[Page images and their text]

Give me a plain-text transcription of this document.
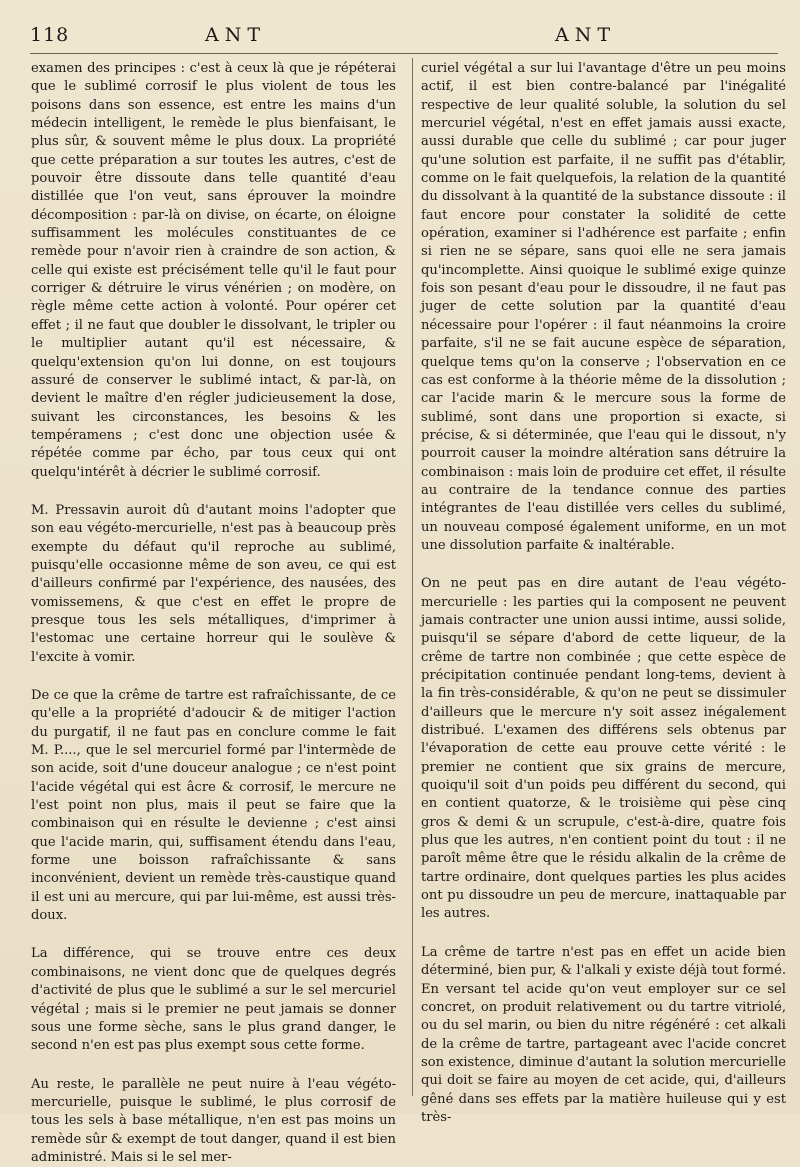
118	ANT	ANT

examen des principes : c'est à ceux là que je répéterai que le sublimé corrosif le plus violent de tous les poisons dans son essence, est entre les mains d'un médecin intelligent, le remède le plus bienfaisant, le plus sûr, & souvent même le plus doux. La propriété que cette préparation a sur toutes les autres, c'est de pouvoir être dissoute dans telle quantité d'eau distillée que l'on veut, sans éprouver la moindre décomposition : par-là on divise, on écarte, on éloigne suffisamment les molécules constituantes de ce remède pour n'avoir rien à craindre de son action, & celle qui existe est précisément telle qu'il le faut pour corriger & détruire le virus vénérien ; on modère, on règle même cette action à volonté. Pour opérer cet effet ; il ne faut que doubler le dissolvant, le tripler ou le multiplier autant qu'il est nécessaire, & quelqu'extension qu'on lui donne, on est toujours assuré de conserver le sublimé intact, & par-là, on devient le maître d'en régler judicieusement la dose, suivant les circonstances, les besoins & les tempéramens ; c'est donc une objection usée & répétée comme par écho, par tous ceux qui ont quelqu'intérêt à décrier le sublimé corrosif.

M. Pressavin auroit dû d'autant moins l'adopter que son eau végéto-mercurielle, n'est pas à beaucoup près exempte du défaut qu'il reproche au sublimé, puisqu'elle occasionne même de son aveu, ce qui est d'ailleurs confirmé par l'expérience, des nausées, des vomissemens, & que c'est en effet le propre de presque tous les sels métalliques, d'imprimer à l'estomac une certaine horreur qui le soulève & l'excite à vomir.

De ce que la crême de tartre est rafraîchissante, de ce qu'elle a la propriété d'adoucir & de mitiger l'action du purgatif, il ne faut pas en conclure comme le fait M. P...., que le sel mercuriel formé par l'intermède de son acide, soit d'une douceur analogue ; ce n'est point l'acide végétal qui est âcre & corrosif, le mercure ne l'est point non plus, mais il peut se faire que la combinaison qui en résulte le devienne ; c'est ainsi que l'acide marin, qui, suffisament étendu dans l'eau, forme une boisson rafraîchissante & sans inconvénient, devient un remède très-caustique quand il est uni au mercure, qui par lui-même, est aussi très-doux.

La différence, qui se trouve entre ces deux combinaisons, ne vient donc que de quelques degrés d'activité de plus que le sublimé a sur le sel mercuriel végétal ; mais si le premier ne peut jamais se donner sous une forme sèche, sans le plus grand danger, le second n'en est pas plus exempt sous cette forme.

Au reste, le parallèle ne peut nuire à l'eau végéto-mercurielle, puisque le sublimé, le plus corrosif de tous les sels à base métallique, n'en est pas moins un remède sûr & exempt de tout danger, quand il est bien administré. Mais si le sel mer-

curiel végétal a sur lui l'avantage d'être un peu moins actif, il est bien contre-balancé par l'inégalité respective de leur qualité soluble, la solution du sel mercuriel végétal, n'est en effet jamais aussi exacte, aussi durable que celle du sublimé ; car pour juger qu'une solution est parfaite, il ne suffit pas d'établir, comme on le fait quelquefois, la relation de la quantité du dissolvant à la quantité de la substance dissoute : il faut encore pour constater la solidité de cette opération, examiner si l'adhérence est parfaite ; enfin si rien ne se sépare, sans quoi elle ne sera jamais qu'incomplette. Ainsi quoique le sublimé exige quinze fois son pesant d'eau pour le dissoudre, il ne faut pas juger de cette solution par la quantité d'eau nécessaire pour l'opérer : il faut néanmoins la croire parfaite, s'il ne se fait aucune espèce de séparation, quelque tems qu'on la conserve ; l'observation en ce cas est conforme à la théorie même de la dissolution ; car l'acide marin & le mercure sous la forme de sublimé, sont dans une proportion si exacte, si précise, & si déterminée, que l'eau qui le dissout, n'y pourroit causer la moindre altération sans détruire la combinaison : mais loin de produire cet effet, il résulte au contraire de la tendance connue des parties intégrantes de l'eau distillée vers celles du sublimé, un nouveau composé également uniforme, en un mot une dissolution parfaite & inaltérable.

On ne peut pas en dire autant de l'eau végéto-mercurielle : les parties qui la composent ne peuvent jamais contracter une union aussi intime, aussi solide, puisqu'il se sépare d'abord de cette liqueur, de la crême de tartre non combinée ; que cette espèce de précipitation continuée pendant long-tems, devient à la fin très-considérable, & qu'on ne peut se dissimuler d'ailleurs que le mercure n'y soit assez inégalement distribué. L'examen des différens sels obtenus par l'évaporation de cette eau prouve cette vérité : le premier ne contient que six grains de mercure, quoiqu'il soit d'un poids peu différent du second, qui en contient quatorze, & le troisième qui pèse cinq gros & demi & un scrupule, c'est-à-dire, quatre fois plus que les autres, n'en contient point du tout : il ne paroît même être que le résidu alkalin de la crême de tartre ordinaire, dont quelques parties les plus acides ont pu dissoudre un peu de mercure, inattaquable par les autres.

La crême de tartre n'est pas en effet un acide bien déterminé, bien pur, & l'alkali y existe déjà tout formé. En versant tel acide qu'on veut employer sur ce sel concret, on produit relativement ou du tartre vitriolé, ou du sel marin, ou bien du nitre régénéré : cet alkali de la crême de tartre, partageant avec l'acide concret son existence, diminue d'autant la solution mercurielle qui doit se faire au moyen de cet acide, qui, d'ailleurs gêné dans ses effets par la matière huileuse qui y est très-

▸ **EXERCISE**:
Make an exact copy of the records above, one that has none of the pictures.

▸ **SOLUTION TO THIS TASK**:
Give me a plain-text transcription of this document.
118	ANT	ANT

examen des principes : c'est à ceux là que je répéterai que le sublimé corrosif le plus violent de tous les poisons dans son essence, est entre les mains d'un médecin intelligent, le remède le plus bienfaisant, le plus sûr, & souvent même le plus doux. La propriété que cette préparation a sur toutes les autres, c'est de pouvoir être dissoute dans telle quantité d'eau distillée que l'on veut, sans éprouver la moindre décomposition : par-là on divise, on écarte, on éloigne suffisamment les molécules constituantes de ce remède pour n'avoir rien à craindre de son action, & celle qui existe est précisément telle qu'il le faut pour corriger & détruire le virus vénérien ; on modère, on règle même cette action à volonté. Pour opérer cet effet ; il ne faut que doubler le dissolvant, le tripler ou le multiplier autant qu'il est nécessaire, & quelqu'extension qu'on lui donne, on est toujours assuré de conserver le sublimé intact, & par-là, on devient le maître d'en régler judicieusement la dose, suivant les circonstances, les besoins & les tempéramens ; c'est donc une objection usée & répétée comme par écho, par tous ceux qui ont quelqu'intérêt à décrier le sublimé corrosif.

M. Pressavin auroit dû d'autant moins l'adopter que son eau végéto-mercurielle, n'est pas à beaucoup près exempte du défaut qu'il reproche au sublimé, puisqu'elle occasionne même de son aveu, ce qui est d'ailleurs confirmé par l'expérience, des nausées, des vomissemens, & que c'est en effet le propre de presque tous les sels métalliques, d'imprimer à l'estomac une certaine horreur qui le soulève & l'excite à vomir.

De ce que la crême de tartre est rafraîchissante, de ce qu'elle a la propriété d'adoucir & de mitiger l'action du purgatif, il ne faut pas en conclure comme le fait M. P...., que le sel mercuriel formé par l'intermède de son acide, soit d'une douceur analogue ; ce n'est point l'acide végétal qui est âcre & corrosif, le mercure ne l'est point non plus, mais il peut se faire que la combinaison qui en résulte le devienne ; c'est ainsi que l'acide marin, qui, suffisament étendu dans l'eau, forme une boisson rafraîchissante & sans inconvénient, devient un remède très-caustique quand il est uni au mercure, qui par lui-même, est aussi très-doux.

La différence, qui se trouve entre ces deux combinaisons, ne vient donc que de quelques degrés d'activité de plus que le sublimé a sur le sel mercuriel végétal ; mais si le premier ne peut jamais se donner sous une forme sèche, sans le plus grand danger, le second n'en est pas plus exempt sous cette forme.

Au reste, le parallèle ne peut nuire à l'eau végéto-mercurielle, puisque le sublimé, le plus corrosif de tous les sels à base métallique, n'en est pas moins un remède sûr & exempt de tout danger, quand il est bien administré. Mais si le sel mer-

curiel végétal a sur lui l'avantage d'être un peu moins actif, il est bien contre-balancé par l'inégalité respective de leur qualité soluble, la solution du sel mercuriel végétal, n'est en effet jamais aussi exacte, aussi durable que celle du sublimé ; car pour juger qu'une solution est parfaite, il ne suffit pas d'établir, comme on le fait quelquefois, la relation de la quantité du dissolvant à la quantité de la substance dissoute : il faut encore pour constater la solidité de cette opération, examiner si l'adhérence est parfaite ; enfin si rien ne se sépare, sans quoi elle ne sera jamais qu'incomplette. Ainsi quoique le sublimé exige quinze fois son pesant d'eau pour le dissoudre, il ne faut pas juger de cette solution par la quantité d'eau nécessaire pour l'opérer : il faut néanmoins la croire parfaite, s'il ne se fait aucune espèce de séparation, quelque tems qu'on la conserve ; l'observation en ce cas est conforme à la théorie même de la dissolution ; car l'acide marin & le mercure sous la forme de sublimé, sont dans une proportion si exacte, si précise, & si déterminée, que l'eau qui le dissout, n'y pourroit causer la moindre altération sans détruire la combinaison : mais loin de produire cet effet, il résulte au contraire de la tendance connue des parties intégrantes de l'eau distillée vers celles du sublimé, un nouveau composé également uniforme, en un mot une dissolution parfaite & inaltérable.

On ne peut pas en dire autant de l'eau végéto-mercurielle : les parties qui la composent ne peuvent jamais contracter une union aussi intime, aussi solide, puisqu'il se sépare d'abord de cette liqueur, de la crême de tartre non combinée ; que cette espèce de précipitation continuée pendant long-tems, devient à la fin très-considérable, & qu'on ne peut se dissimuler d'ailleurs que le mercure n'y soit assez inégalement distribué. L'examen des différens sels obtenus par l'évaporation de cette eau prouve cette vérité : le premier ne contient que six grains de mercure, quoiqu'il soit d'un poids peu différent du second, qui en contient quatorze, & le troisième qui pèse cinq gros & demi & un scrupule, c'est-à-dire, quatre fois plus que les autres, n'en contient point du tout : il ne paroît même être que le résidu alkalin de la crême de tartre ordinaire, dont quelques parties les plus acides ont pu dissoudre un peu de mercure, inattaquable par les autres.

La crême de tartre n'est pas en effet un acide bien déterminé, bien pur, & l'alkali y existe déjà tout formé. En versant tel acide qu'on veut employer sur ce sel concret, on produit relativement ou du tartre vitriolé, ou du sel marin, ou bien du nitre régénéré : cet alkali de la crême de tartre, partageant avec l'acide concret son existence, diminue d'autant la solution mercurielle qui doit se faire au moyen de cet acide, qui, d'ailleurs gêné dans ses effets par la matière huileuse qui y est très-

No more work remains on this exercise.